§ **WRITTEN TASK**
Reproduce only the stretch of lines from the one containing "shade-4 <box>315 740 388 872</box>" through the one containing "dim-right-height: 140 cm", substituting "panel" for every occurrence of "shade" and leaving everything else unchanged.
↓
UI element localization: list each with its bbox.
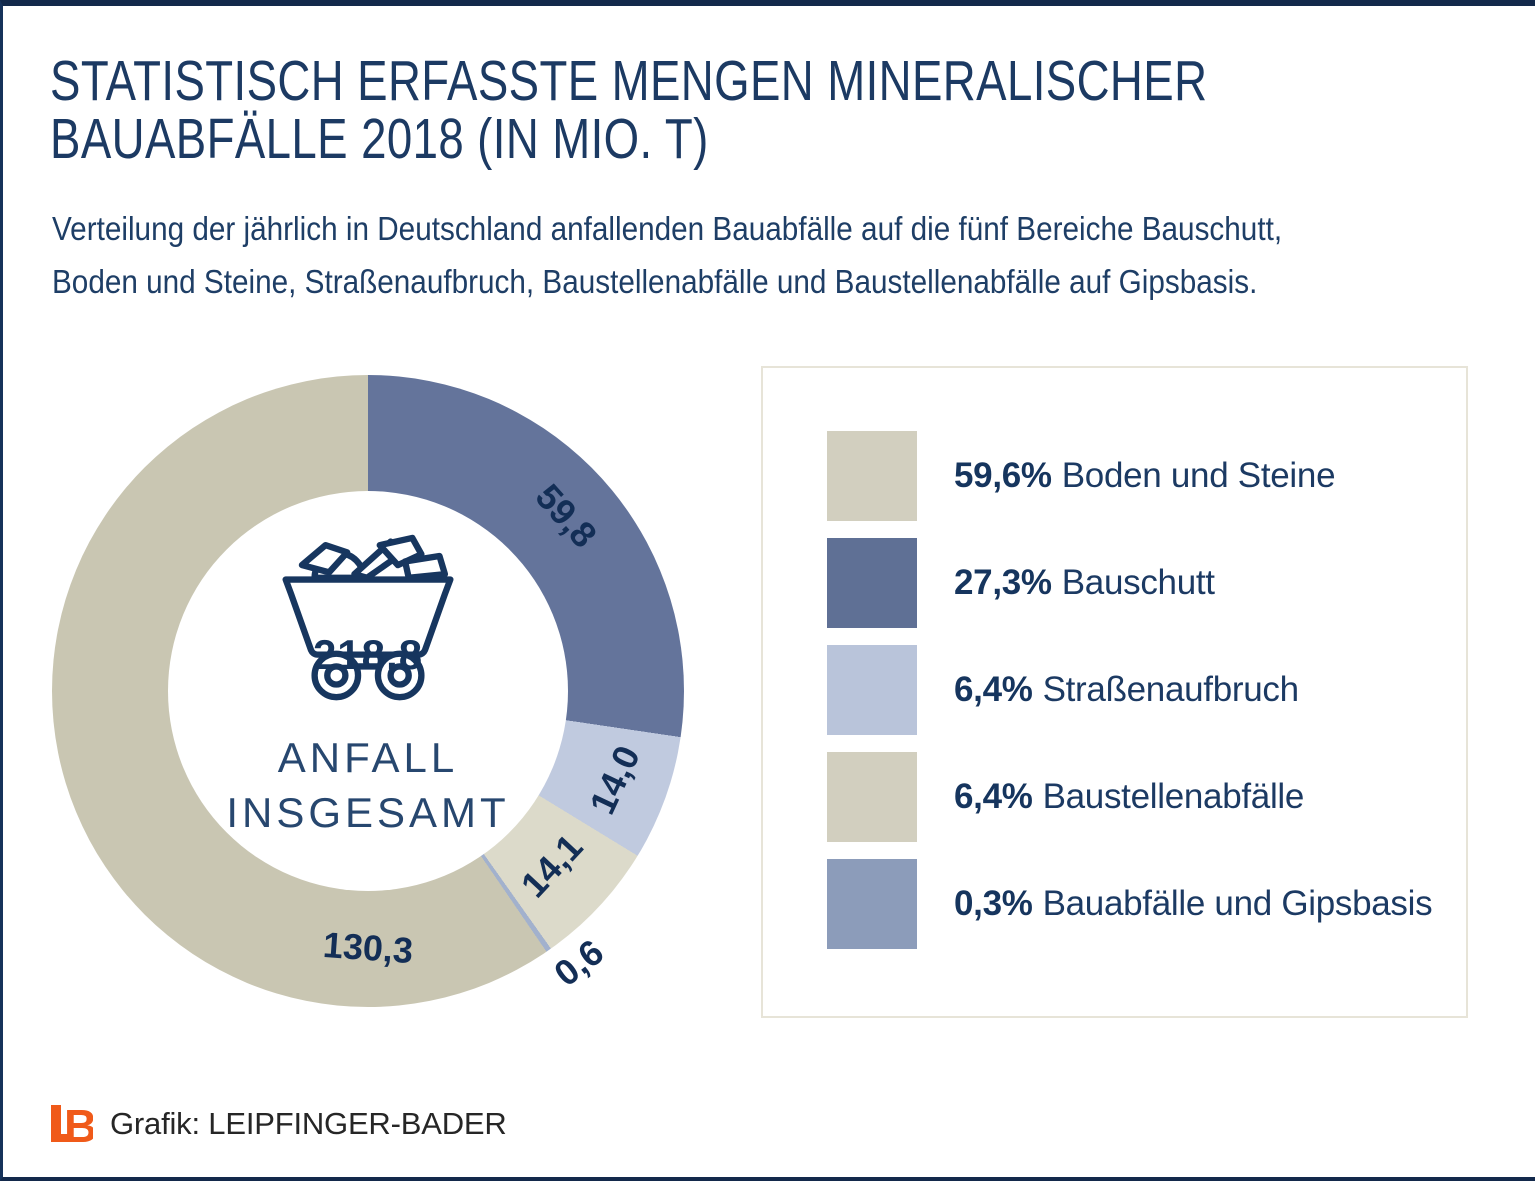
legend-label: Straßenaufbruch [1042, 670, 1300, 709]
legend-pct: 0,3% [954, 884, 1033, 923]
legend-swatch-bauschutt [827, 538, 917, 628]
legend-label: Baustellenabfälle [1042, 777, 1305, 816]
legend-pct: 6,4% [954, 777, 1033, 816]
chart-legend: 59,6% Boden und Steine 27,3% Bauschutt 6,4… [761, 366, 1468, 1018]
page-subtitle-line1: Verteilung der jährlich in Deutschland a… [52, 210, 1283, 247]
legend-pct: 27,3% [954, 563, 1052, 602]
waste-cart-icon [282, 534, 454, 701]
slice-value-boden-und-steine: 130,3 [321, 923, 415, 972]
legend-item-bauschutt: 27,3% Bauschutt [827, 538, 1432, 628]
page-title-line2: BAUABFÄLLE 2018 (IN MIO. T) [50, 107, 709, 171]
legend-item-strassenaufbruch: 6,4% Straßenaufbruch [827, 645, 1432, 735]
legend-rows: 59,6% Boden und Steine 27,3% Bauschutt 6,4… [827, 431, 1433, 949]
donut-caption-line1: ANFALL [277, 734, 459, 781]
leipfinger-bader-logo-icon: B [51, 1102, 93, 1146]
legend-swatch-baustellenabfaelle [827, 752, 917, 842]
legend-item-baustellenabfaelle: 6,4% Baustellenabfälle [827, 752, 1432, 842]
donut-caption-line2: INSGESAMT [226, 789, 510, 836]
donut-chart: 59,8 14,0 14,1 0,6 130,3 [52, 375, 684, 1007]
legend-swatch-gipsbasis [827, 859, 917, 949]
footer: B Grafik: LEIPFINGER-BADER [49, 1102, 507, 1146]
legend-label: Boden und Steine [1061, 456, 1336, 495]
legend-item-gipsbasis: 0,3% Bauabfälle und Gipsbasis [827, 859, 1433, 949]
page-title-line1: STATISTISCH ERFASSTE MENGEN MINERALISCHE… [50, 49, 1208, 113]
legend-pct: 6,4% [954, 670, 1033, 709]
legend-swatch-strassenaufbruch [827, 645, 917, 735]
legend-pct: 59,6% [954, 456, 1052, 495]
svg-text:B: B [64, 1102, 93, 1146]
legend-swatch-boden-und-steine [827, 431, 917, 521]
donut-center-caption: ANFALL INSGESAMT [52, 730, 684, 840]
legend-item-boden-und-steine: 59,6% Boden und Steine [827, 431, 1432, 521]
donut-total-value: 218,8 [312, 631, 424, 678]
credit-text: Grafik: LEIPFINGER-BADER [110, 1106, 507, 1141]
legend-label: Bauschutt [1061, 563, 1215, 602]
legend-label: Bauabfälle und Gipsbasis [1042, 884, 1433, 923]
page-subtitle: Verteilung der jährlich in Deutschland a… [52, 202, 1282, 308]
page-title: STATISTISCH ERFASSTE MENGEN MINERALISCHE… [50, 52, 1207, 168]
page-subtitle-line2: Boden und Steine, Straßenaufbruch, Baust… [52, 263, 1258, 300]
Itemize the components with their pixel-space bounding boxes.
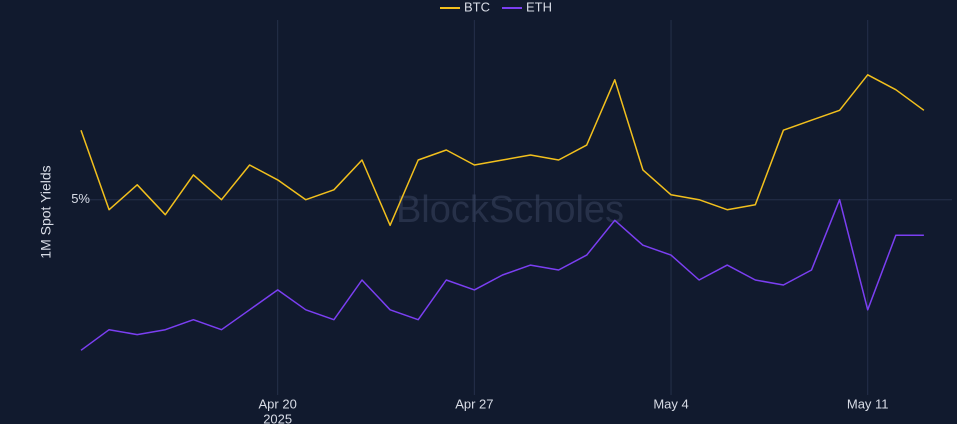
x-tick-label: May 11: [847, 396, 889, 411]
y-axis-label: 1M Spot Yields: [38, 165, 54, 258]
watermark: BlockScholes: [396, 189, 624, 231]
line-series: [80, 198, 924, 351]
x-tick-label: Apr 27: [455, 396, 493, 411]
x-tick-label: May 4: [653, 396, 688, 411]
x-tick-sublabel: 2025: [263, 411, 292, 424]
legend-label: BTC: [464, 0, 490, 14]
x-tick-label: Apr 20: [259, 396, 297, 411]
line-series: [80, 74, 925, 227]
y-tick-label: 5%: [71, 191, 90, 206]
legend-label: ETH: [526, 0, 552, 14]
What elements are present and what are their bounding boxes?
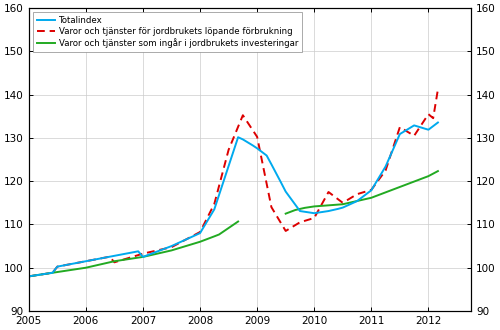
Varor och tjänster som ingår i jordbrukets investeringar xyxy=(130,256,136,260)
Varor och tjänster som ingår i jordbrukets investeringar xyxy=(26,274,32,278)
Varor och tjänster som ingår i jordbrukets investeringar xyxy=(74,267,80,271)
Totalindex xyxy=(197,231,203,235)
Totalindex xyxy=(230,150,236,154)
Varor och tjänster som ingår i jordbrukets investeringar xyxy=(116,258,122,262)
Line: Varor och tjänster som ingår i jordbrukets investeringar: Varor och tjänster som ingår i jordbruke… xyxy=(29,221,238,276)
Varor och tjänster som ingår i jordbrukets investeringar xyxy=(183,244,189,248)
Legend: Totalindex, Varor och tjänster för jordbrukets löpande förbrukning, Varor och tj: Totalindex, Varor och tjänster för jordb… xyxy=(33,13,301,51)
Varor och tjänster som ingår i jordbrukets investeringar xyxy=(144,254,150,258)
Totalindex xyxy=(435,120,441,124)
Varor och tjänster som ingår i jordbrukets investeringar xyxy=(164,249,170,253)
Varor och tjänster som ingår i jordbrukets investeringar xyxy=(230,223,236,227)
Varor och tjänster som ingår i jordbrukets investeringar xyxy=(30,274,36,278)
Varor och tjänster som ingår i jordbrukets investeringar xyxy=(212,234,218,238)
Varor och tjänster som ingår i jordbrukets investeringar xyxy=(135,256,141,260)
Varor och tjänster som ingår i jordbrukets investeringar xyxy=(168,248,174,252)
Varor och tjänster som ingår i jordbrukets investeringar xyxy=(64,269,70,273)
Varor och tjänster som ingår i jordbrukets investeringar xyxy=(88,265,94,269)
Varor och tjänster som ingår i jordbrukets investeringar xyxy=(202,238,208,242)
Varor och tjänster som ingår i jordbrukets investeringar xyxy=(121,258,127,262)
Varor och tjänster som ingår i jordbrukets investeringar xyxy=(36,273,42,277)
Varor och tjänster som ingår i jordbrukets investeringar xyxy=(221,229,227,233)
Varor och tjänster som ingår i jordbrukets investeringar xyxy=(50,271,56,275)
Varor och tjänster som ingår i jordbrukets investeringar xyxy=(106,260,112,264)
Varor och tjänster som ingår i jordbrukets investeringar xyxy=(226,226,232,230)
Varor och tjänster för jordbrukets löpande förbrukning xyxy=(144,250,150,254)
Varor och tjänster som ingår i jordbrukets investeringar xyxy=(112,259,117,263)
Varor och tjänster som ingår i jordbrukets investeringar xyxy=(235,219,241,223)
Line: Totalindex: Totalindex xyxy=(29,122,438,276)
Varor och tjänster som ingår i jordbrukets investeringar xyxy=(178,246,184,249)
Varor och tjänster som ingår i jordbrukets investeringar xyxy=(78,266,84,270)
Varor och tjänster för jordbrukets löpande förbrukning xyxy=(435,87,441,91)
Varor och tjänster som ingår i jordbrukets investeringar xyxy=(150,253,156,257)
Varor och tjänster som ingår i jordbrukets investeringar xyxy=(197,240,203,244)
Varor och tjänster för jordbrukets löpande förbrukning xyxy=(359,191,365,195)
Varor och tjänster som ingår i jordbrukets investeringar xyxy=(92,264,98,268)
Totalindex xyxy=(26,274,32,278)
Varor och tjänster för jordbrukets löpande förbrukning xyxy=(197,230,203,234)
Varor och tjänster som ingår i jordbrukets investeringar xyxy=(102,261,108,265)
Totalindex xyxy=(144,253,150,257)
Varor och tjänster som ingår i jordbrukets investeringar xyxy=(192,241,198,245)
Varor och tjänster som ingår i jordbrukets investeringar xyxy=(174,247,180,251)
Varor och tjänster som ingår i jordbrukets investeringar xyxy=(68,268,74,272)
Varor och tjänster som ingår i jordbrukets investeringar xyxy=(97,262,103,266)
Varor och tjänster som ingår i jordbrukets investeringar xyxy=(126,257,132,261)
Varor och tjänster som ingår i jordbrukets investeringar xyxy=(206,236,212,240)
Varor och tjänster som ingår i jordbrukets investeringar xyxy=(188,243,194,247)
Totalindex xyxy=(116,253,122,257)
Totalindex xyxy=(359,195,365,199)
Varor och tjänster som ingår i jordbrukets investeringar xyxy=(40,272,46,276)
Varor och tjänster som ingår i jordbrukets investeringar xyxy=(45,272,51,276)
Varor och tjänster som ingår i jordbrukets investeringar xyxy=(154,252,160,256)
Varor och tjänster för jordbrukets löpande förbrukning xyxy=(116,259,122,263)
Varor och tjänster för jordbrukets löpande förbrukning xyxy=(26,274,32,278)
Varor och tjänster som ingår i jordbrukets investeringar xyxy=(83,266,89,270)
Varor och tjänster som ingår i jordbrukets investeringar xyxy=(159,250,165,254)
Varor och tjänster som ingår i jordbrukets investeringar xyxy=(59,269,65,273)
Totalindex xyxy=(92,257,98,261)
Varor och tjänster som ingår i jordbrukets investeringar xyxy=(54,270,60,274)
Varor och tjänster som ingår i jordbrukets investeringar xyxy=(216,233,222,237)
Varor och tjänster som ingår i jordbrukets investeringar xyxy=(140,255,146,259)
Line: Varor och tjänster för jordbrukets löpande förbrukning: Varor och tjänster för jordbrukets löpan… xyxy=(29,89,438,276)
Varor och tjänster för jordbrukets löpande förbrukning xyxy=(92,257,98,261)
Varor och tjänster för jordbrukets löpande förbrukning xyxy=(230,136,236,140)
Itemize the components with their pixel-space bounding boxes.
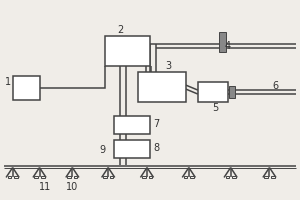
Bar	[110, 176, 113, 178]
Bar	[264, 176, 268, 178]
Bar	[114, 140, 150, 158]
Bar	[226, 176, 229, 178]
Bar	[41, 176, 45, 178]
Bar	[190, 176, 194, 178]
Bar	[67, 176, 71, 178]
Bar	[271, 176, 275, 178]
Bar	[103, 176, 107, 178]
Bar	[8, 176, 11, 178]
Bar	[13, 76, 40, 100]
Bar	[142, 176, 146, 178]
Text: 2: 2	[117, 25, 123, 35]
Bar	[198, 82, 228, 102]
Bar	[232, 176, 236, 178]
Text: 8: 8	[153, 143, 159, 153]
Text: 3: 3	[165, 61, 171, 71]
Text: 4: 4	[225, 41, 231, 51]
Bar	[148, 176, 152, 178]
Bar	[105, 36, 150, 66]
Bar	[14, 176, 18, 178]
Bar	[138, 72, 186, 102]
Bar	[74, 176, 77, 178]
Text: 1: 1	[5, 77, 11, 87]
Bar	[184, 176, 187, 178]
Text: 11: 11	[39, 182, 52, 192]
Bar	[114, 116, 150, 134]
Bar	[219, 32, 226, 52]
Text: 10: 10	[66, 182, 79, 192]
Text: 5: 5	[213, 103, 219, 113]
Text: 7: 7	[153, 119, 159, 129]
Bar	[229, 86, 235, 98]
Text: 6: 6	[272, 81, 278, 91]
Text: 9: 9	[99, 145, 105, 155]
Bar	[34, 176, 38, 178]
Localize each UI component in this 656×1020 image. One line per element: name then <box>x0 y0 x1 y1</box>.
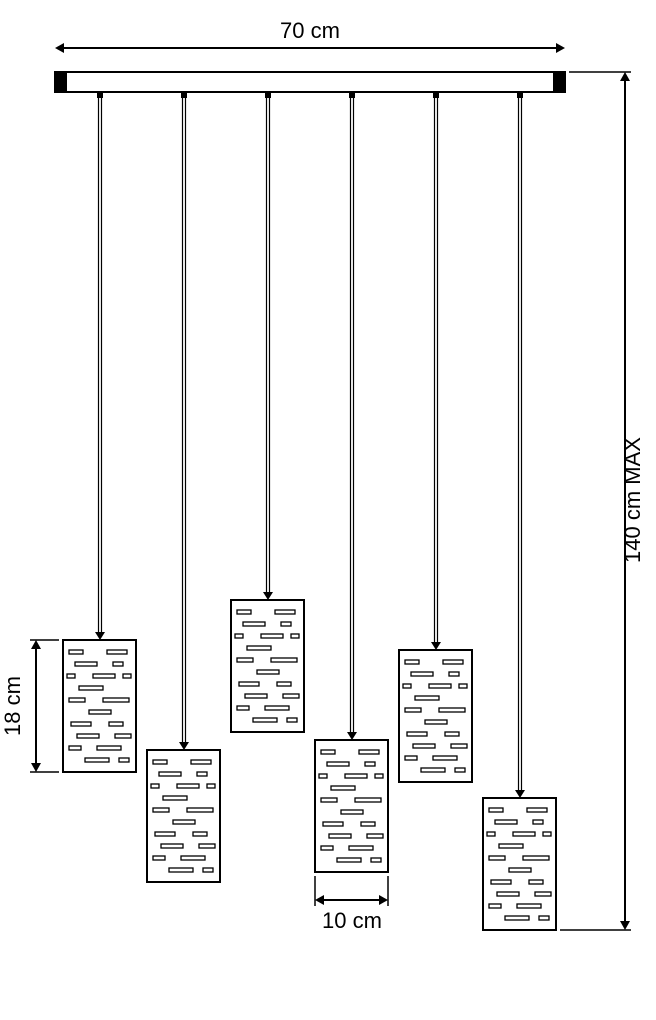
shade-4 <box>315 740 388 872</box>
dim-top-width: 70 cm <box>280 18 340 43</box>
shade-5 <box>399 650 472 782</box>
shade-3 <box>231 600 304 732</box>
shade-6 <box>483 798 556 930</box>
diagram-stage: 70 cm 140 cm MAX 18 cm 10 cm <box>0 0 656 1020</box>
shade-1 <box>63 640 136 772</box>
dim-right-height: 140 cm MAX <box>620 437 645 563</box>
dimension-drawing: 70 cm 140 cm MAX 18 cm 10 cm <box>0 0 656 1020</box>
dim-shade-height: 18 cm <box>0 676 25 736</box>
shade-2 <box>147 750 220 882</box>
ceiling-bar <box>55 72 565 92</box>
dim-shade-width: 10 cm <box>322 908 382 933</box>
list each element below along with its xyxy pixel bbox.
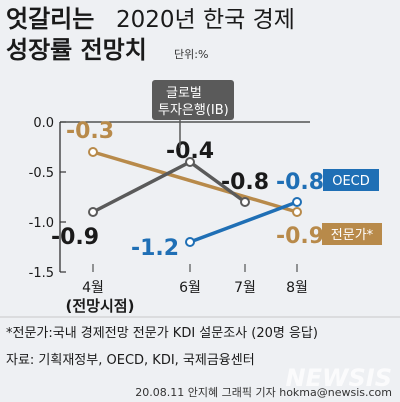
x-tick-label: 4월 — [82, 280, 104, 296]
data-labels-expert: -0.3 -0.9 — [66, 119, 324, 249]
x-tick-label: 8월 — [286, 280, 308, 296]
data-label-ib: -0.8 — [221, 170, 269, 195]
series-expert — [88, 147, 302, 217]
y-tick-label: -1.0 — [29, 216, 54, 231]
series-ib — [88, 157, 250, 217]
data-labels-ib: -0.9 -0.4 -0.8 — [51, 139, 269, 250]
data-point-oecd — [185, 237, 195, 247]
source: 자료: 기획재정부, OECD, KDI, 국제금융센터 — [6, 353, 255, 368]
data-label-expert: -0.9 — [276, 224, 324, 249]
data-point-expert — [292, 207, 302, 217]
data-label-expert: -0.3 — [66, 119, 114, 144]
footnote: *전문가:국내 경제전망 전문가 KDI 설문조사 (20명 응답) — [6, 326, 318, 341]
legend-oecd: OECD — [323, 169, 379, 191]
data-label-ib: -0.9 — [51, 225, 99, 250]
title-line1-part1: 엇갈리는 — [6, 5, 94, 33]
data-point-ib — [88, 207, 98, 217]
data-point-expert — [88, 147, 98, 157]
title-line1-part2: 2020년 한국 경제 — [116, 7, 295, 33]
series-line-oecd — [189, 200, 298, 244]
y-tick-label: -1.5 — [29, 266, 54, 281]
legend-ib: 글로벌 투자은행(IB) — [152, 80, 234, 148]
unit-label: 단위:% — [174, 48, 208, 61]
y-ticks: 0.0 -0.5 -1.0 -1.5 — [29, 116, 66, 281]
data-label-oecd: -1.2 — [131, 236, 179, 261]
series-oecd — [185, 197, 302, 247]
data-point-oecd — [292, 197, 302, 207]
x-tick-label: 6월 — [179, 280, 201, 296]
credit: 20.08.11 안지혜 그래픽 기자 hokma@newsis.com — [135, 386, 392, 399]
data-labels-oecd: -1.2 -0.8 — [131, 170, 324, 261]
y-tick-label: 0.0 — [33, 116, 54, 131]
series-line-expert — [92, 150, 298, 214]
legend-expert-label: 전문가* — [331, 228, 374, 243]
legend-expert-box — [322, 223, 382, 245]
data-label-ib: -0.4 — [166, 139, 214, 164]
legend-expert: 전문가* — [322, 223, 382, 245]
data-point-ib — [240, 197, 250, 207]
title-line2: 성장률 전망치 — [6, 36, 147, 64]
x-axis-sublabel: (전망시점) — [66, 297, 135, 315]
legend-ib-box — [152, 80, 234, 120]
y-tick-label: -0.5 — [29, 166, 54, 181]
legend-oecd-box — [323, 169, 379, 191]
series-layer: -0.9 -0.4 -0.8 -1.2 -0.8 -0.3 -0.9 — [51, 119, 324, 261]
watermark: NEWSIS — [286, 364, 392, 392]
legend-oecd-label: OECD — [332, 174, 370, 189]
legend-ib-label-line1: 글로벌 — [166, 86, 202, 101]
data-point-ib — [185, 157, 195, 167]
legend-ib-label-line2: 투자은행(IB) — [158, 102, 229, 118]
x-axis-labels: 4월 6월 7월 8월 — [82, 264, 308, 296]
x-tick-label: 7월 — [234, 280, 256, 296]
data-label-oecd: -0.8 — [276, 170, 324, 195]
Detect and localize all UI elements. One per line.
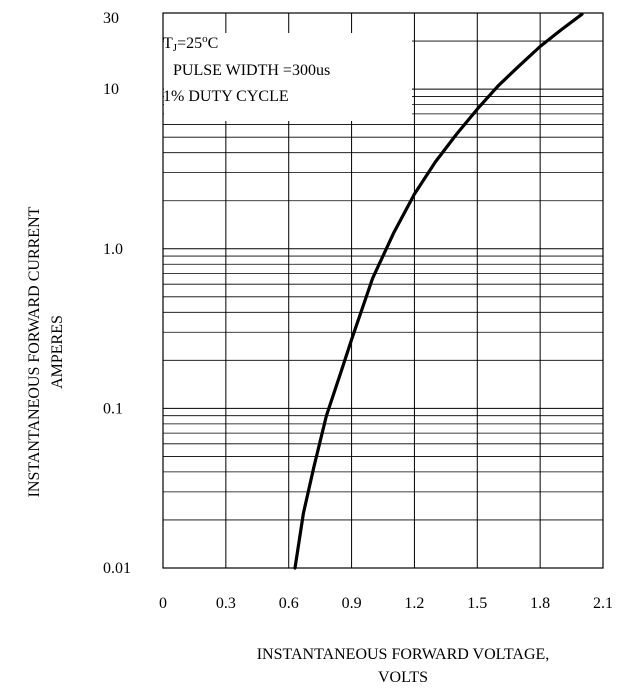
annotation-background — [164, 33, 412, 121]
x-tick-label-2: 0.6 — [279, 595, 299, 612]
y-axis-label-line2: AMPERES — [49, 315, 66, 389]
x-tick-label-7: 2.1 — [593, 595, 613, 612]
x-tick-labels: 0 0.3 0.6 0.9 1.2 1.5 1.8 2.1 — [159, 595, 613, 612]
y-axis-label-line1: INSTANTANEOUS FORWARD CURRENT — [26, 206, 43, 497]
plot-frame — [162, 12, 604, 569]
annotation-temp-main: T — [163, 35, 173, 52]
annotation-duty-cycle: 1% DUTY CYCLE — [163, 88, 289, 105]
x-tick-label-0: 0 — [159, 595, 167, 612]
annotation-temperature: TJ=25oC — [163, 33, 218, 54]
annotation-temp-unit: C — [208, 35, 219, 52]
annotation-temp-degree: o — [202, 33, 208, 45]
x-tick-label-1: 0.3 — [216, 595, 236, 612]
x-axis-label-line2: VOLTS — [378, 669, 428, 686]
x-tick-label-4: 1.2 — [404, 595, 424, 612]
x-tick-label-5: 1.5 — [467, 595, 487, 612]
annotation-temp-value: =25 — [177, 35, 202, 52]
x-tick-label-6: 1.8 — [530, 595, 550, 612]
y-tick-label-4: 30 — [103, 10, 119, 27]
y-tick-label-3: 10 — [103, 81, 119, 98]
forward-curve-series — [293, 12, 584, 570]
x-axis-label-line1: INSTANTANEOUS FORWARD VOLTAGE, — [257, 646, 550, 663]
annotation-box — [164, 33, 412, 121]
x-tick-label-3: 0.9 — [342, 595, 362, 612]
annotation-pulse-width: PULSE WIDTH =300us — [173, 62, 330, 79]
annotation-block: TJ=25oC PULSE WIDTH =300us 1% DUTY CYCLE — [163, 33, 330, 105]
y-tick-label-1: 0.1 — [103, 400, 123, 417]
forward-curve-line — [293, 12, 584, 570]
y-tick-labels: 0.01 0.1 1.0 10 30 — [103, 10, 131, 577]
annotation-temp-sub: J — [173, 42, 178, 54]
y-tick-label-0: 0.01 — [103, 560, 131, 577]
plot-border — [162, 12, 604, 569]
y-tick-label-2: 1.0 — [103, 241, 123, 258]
↑
§ **OUTPUT FOR THIS EXERCISE**
panel-4 <box>315 740 388 872</box>
dim-top-width: 70 cm <box>280 18 340 43</box>
panel-5 <box>399 650 472 782</box>
panel-3 <box>231 600 304 732</box>
panel-6 <box>483 798 556 930</box>
diagram-stage: 70 cm 140 cm MAX 18 cm 10 cm <box>0 0 656 1020</box>
panel-1 <box>63 640 136 772</box>
dim-right-height: 140 cm MAX <box>620 437 645 563</box>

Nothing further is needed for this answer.